** start of Record set **

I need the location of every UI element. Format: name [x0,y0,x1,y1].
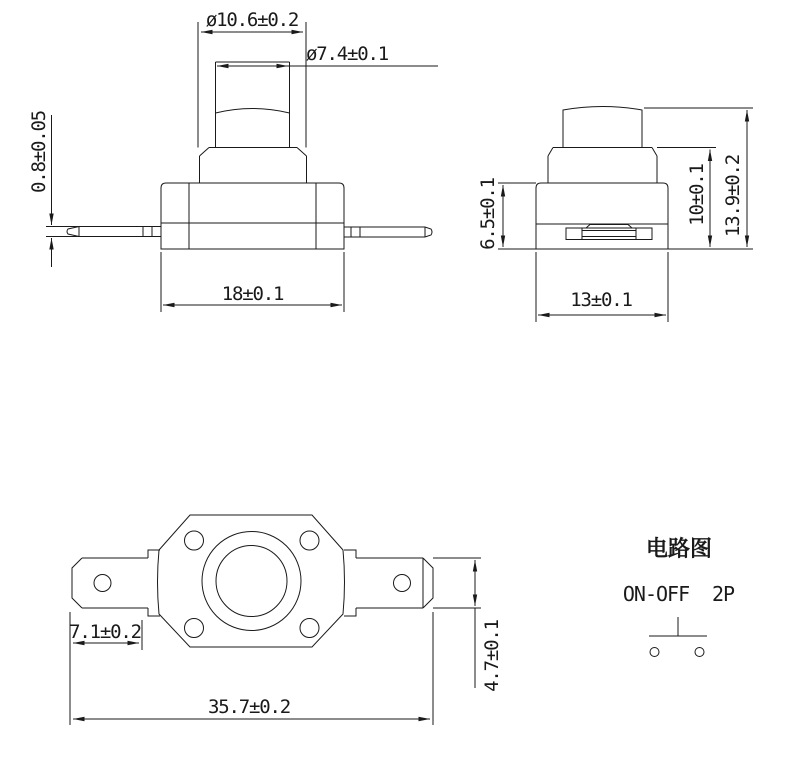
dim-overall-length: 35.7±0.2 [208,696,290,718]
dim-terminal-width: 4.7±0.1 [481,620,503,692]
dim-base-height: 6.5±0.1 [477,178,499,250]
dim-total-height: 13.9±0.2 [722,155,744,237]
dim-terminal-length: 7.1±0.2 [69,621,141,643]
circuit-poles-label: 2P [711,582,735,606]
circuit-switch-type-label: ON-OFF [622,582,690,606]
dim-body-width: 18±0.1 [221,283,284,305]
circuit-title: 电路图 [645,537,713,562]
dim-upper-height: 10±0.1 [686,164,708,226]
dim-terminal-thickness: 0.8±0.05 [28,111,50,193]
dim-plunger-diameter: ø7.4±0.1 [306,43,388,65]
dim-cap-diameter: ø10.6±0.2 [205,9,299,31]
dim-body-depth: 13±0.1 [570,289,632,311]
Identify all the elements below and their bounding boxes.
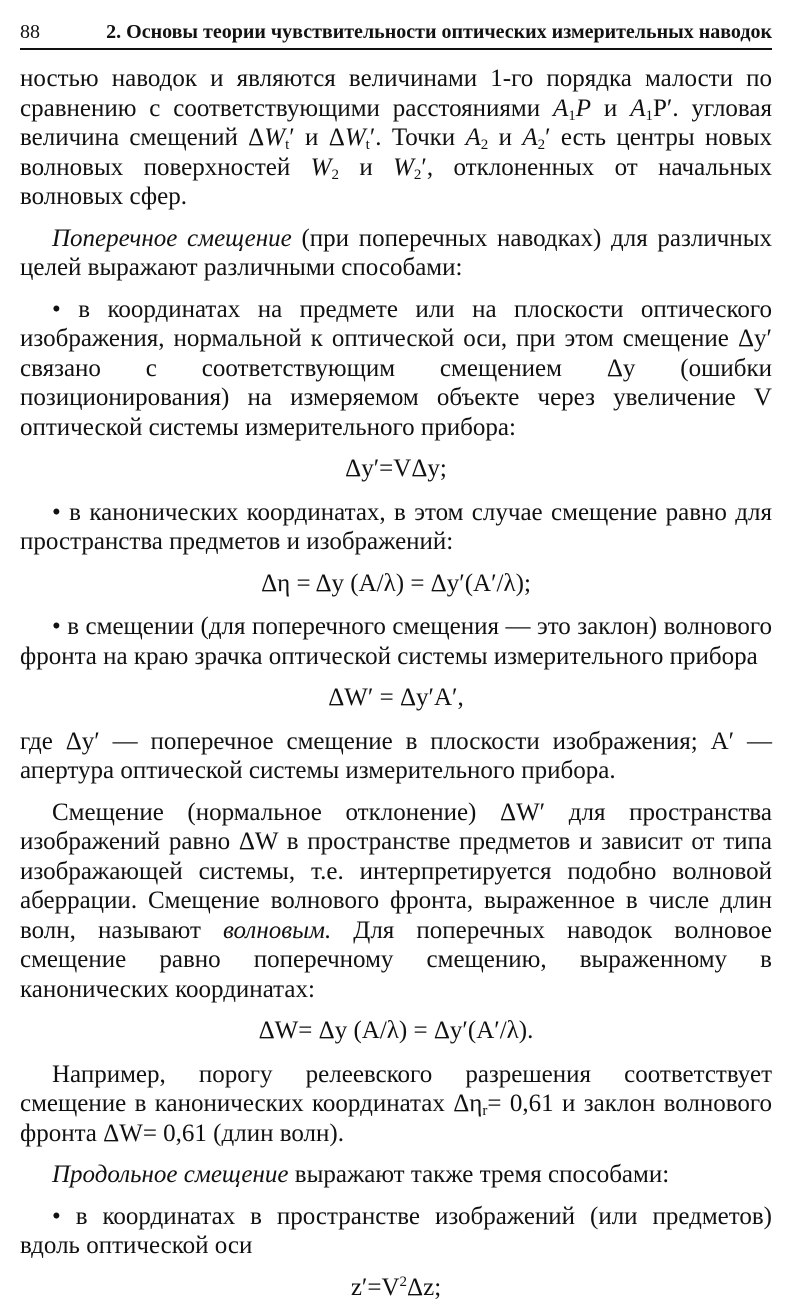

** end of Record set **

Task details: Rewrite the items above with "location" replaced by "position" wherever it occurs, leaving everything else unchanged. Leave the pictures out of your answer.

Final result:
I need the position of every UI element. Format: name [x0,y0,x1,y1].
dim-overall-length: 35.7±0.2 [208,696,290,718]
dim-terminal-width: 4.7±0.1 [481,620,503,692]
dim-base-height: 6.5±0.1 [477,178,499,250]
dim-total-height: 13.9±0.2 [722,155,744,237]
dim-terminal-length: 7.1±0.2 [69,621,141,643]
circuit-poles-label: 2P [711,582,735,606]
circuit-switch-type-label: ON-OFF [622,582,690,606]
dim-body-width: 18±0.1 [221,283,284,305]
circuit-title: 电路图 [645,537,713,562]
dim-upper-height: 10±0.1 [686,164,708,226]
dim-terminal-thickness: 0.8±0.05 [28,111,50,193]
dim-plunger-diameter: ø7.4±0.1 [306,43,388,65]
dim-cap-diameter: ø10.6±0.2 [205,9,299,31]
dim-body-depth: 13±0.1 [570,289,632,311]
Identify all the elements below and their bounding boxes.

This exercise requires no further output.